Restate the complete material exactly.

——

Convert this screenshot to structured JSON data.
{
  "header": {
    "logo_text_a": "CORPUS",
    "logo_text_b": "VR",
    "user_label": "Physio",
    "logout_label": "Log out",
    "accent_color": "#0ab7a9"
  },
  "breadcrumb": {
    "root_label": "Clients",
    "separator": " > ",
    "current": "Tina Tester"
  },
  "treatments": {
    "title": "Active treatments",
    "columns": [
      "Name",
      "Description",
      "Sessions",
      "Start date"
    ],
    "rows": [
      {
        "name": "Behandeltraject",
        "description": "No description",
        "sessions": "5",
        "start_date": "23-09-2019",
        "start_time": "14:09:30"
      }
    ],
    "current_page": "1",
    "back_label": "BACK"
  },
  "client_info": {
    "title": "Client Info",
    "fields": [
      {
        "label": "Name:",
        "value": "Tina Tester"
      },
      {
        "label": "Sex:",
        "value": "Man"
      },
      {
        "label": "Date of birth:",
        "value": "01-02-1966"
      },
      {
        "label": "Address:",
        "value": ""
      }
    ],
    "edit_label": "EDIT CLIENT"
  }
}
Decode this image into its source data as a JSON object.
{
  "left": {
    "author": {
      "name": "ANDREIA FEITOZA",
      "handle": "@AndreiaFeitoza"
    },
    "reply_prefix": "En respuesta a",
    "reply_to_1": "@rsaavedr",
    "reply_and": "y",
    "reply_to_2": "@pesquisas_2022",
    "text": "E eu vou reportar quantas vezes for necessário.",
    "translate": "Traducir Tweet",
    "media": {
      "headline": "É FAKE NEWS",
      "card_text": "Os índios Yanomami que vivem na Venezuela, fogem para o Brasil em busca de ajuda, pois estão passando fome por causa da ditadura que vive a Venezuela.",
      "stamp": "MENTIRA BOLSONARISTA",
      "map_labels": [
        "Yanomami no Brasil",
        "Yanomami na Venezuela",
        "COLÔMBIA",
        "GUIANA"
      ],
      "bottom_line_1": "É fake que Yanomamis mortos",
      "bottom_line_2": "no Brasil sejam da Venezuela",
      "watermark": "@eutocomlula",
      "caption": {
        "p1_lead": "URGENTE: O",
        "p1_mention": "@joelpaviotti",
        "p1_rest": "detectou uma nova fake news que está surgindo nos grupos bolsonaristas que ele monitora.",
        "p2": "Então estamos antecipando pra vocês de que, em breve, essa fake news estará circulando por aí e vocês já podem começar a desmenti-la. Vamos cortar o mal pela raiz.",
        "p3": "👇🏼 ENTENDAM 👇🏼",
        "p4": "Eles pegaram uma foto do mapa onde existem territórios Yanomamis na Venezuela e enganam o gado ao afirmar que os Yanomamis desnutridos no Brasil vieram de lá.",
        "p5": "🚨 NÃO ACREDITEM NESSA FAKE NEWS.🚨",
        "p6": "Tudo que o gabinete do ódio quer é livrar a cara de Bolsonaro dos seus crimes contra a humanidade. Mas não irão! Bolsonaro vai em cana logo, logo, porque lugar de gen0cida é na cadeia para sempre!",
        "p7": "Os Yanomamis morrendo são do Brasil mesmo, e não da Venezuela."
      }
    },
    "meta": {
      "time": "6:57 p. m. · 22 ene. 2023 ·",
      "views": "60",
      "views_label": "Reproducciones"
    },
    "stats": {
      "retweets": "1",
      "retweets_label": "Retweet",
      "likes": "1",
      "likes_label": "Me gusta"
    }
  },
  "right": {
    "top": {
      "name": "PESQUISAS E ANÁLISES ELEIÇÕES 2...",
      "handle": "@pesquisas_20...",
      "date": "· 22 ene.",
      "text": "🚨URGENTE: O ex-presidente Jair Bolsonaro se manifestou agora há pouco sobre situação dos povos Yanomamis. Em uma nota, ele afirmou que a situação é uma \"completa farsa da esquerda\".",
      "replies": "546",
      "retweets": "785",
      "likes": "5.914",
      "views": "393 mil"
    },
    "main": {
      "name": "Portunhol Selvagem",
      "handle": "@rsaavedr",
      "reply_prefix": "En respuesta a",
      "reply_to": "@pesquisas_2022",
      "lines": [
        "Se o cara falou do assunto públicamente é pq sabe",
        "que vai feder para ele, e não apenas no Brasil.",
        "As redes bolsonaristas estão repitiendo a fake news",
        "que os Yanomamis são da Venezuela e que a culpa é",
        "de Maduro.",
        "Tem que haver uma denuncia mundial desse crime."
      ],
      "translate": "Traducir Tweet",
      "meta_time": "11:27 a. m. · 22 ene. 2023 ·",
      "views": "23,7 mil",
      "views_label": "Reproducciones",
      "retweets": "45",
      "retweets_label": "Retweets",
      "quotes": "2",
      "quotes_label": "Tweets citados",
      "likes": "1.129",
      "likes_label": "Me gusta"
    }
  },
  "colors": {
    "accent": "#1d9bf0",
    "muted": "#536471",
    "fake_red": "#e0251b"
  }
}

——

- Output
Convert this screenshot to structured JSON data.
{
  "header": {
    "logo_text_a": "CORPUS",
    "logo_text_b": "VR",
    "user_label": "Physio",
    "logout_label": "Log out",
    "accent_color": "#0ab7a9"
  },
  "breadcrumb": {
    "root_label": "Clients",
    "separator": " > ",
    "current": "Tina Tester"
  },
  "treatments": {
    "title": "Active treatments",
    "columns": [
      "Name",
      "Description",
      "Sessions",
      "Start date"
    ],
    "rows": [
      {
        "name": "Behandeltraject",
        "description": "No description",
        "sessions": "5",
        "start_date": "23-09-2019",
        "start_time": "14:09:30"
      }
    ],
    "current_page": "1",
    "back_label": "BACK"
  },
  "client_info": {
    "title": "Client Info",
    "fields": [
      {
        "label": "Name:",
        "value": "Tina Tester"
      },
      {
        "label": "Sex:",
        "value": "Man"
      },
      {
        "label": "Date of birth:",
        "value": "01-02-1966"
      },
      {
        "label": "Address:",
        "value": ""
      }
    ],
    "edit_label": "EDIT CLIENT"
  }
}
Decode this image into its source data as a JSON object.
{
  "left": {
    "author": {
      "name": "ANDREIA FEITOZA",
      "handle": "@AndreiaFeitoza"
    },
    "reply_prefix": "En respuesta a",
    "reply_to_1": "@rsaavedr",
    "reply_and": "y",
    "reply_to_2": "@pesquisas_2022",
    "text": "E eu vou reportar quantas vezes for necessário.",
    "translate": "Traducir Tweet",
    "media": {
      "headline": "É FAKE NEWS",
      "card_text": "Os índios Yanomami que vivem na Venezuela, fogem para o Brasil em busca de ajuda, pois estão passando fome por causa da ditadura que vive a Venezuela.",
      "stamp": "MENTIRA BOLSONARISTA",
      "map_labels": [
        "Yanomami no Brasil",
        "Yanomami na Venezuela",
        "COLÔMBIA",
        "GUIANA"
      ],
      "bottom_line_1": "É fake que Yanomamis mortos",
      "bottom_line_2": "no Brasil sejam da Venezuela",
      "watermark": "@eutocomlula",
      "caption": {
        "p1_lead": "URGENTE: O",
        "p1_mention": "@joelpaviotti",
        "p1_rest": "detectou uma nova fake news que está surgindo nos grupos bolsonaristas que ele monitora.",
        "p2": "Então estamos antecipando pra vocês de que, em breve, essa fake news estará circulando por aí e vocês já podem começar a desmenti-la. Vamos cortar o mal pela raiz.",
        "p3": "👇🏼 ENTENDAM 👇🏼",
        "p4": "Eles pegaram uma foto do mapa onde existem territórios Yanomamis na Venezuela e enganam o gado ao afirmar que os Yanomamis desnutridos no Brasil vieram de lá.",
        "p5": "🚨 NÃO ACREDITEM NESSA FAKE NEWS.🚨",
        "p6": "Tudo que o gabinete do ódio quer é livrar a cara de Bolsonaro dos seus crimes contra a humanidade. Mas não irão! Bolsonaro vai em cana logo, logo, porque lugar de gen0cida é na cadeia para sempre!",
        "p7": "Os Yanomamis morrendo são do Brasil mesmo, e não da Venezuela."
      }
    },
    "meta": {
      "time": "6:57 p. m. · 22 ene. 2023 ·",
      "views": "60",
      "views_label": "Reproducciones"
    },
    "stats": {
      "retweets": "1",
      "retweets_label": "Retweet",
      "likes": "1",
      "likes_label": "Me gusta"
    }
  },
  "right": {
    "top": {
      "name": "PESQUISAS E ANÁLISES ELEIÇÕES 2...",
      "handle": "@pesquisas_20...",
      "date": "· 22 ene.",
      "text": "🚨URGENTE: O ex-presidente Jair Bolsonaro se manifestou agora há pouco sobre situação dos povos Yanomamis. Em uma nota, ele afirmou que a situação é uma \"completa farsa da esquerda\".",
      "replies": "546",
      "retweets": "785",
      "likes": "5.914",
      "views": "393 mil"
    },
    "main": {
      "name": "Portunhol Selvagem",
      "handle": "@rsaavedr",
      "reply_prefix": "En respuesta a",
      "reply_to": "@pesquisas_2022",
      "lines": [
        "Se o cara falou do assunto públicamente é pq sabe",
        "que vai feder para ele, e não apenas no Brasil.",
        "As redes bolsonaristas estão repitiendo a fake news",
        "que os Yanomamis são da Venezuela e que a culpa é",
        "de Maduro.",
        "Tem que haver uma denuncia mundial desse crime."
      ],
      "translate": "Traducir Tweet",
      "meta_time": "11:27 a. m. · 22 ene. 2023 ·",
      "views": "23,7 mil",
      "views_label": "Reproducciones",
      "retweets": "45",
      "retweets_label": "Retweets",
      "quotes": "2",
      "quotes_label": "Tweets citados",
      "likes": "1.129",
      "likes_label": "Me gusta"
    }
  },
  "colors": {
    "accent": "#1d9bf0",
    "muted": "#536471",
    "fake_red": "#e0251b"
  }
}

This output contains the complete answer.